# STATED EXERCISE
Count how many lines hold the word "name" and give that number as the whole answer.

# Stored records
☆ ☆ ☆ ☆

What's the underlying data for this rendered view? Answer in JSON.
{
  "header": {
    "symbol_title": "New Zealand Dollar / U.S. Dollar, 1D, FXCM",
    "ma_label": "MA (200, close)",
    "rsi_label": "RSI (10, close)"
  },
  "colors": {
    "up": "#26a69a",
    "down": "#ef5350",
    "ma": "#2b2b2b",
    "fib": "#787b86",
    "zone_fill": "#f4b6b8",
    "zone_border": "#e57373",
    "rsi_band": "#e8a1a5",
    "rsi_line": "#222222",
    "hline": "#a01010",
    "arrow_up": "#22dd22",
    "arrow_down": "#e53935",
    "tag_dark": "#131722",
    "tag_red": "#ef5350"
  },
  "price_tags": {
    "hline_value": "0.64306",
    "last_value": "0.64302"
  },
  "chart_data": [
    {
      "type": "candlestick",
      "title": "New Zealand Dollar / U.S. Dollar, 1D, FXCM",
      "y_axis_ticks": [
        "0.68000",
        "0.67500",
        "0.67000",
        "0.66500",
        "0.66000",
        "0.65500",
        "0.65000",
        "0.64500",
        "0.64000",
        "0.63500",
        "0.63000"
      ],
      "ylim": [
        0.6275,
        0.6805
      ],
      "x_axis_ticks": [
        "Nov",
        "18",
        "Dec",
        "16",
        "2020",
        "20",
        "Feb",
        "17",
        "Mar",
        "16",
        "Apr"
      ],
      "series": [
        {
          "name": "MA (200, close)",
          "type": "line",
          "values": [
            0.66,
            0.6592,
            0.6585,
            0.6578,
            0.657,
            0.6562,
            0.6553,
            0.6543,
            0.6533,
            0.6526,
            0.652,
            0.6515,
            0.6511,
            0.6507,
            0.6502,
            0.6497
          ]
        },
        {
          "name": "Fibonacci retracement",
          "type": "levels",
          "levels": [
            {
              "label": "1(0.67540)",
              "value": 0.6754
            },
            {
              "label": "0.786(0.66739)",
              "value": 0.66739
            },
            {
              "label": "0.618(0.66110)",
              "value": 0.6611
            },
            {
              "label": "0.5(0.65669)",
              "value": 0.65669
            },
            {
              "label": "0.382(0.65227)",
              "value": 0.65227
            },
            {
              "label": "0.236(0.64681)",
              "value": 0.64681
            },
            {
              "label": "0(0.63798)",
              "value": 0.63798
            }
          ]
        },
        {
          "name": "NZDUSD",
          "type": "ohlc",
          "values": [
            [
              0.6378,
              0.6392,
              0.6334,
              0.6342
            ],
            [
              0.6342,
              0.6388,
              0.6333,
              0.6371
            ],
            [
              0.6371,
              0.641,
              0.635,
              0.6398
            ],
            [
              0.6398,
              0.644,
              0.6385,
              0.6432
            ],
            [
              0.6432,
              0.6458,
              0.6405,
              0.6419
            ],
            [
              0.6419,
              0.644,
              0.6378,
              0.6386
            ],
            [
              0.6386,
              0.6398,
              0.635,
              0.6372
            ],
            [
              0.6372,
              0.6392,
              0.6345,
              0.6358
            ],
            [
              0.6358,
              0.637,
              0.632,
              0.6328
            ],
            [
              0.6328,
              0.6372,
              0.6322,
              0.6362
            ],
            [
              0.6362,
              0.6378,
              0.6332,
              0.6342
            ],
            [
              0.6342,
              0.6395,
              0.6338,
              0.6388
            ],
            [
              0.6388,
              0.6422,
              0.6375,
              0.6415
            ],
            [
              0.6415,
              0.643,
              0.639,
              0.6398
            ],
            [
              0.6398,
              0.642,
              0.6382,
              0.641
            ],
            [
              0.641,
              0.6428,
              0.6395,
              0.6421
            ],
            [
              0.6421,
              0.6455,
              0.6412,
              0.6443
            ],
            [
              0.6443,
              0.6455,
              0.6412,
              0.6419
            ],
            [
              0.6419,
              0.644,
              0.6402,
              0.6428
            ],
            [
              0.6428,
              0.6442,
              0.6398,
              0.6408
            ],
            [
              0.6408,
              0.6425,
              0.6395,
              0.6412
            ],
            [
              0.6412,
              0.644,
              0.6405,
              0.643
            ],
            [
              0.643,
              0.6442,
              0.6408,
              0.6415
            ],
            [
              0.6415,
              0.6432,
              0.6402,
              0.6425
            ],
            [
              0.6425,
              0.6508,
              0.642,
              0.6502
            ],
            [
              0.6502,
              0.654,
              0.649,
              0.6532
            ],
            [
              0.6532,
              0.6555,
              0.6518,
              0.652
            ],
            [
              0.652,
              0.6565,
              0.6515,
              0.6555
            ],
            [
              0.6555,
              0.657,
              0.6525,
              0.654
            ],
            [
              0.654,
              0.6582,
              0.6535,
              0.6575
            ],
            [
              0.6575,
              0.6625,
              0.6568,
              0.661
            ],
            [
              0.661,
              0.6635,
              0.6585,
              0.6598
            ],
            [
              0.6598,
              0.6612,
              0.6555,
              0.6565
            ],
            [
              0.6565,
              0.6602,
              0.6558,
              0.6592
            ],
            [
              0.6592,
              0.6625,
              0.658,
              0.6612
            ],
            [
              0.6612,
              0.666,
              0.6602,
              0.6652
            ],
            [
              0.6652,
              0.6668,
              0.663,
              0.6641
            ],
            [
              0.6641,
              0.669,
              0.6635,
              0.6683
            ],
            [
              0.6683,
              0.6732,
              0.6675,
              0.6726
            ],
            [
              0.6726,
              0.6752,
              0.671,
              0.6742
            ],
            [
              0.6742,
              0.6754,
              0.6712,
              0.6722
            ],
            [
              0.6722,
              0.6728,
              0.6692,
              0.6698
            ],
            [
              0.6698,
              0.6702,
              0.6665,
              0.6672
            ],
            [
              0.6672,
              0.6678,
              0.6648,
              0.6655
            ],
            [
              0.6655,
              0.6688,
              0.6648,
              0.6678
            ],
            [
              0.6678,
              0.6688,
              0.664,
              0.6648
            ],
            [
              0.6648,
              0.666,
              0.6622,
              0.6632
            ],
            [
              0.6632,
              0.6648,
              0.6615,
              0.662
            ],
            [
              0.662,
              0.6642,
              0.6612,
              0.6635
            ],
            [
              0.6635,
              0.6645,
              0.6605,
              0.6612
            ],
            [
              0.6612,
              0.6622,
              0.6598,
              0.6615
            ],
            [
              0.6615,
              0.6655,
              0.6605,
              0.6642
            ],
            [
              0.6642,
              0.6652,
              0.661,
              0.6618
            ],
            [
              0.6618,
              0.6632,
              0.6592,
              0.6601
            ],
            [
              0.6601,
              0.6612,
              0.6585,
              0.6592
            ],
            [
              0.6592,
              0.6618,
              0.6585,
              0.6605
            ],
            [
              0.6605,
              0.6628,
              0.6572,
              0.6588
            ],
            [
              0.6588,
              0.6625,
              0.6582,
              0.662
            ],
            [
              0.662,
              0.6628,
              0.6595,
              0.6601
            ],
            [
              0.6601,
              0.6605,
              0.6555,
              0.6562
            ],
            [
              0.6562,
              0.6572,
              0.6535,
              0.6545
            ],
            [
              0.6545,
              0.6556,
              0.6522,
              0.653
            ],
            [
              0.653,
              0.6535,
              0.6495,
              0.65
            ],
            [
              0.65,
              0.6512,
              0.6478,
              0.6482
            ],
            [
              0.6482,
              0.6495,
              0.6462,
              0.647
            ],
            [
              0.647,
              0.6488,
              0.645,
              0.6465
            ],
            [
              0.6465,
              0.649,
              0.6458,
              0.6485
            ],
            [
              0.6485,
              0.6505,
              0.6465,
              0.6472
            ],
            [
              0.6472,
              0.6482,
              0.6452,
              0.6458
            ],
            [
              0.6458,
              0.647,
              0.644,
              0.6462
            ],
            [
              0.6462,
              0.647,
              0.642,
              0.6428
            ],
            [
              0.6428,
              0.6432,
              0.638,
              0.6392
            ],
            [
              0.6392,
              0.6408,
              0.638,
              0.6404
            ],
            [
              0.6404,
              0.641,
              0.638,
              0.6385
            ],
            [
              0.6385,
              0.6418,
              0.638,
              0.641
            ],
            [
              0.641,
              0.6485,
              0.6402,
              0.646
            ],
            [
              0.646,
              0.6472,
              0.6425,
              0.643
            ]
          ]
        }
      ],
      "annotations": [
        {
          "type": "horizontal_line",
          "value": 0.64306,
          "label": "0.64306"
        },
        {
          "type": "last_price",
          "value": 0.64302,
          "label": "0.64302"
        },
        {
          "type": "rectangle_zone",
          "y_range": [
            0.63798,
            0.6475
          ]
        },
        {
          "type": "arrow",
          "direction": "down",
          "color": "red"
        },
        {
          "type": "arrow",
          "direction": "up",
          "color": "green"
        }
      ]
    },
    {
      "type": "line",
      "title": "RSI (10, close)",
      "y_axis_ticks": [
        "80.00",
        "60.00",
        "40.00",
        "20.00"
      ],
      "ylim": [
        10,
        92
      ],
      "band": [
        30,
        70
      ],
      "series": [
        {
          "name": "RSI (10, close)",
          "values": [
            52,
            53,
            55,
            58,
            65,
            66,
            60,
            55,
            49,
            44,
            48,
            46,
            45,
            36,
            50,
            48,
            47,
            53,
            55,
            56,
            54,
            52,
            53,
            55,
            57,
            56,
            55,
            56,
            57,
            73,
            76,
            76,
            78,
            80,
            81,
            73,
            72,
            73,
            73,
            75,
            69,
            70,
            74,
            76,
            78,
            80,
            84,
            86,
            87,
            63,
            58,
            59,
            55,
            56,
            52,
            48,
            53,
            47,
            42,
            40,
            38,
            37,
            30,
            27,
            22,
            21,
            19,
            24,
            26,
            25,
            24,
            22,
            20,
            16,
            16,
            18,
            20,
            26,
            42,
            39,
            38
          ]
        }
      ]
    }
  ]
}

☆ ☆ ☆ ☆

# OUTPUT
4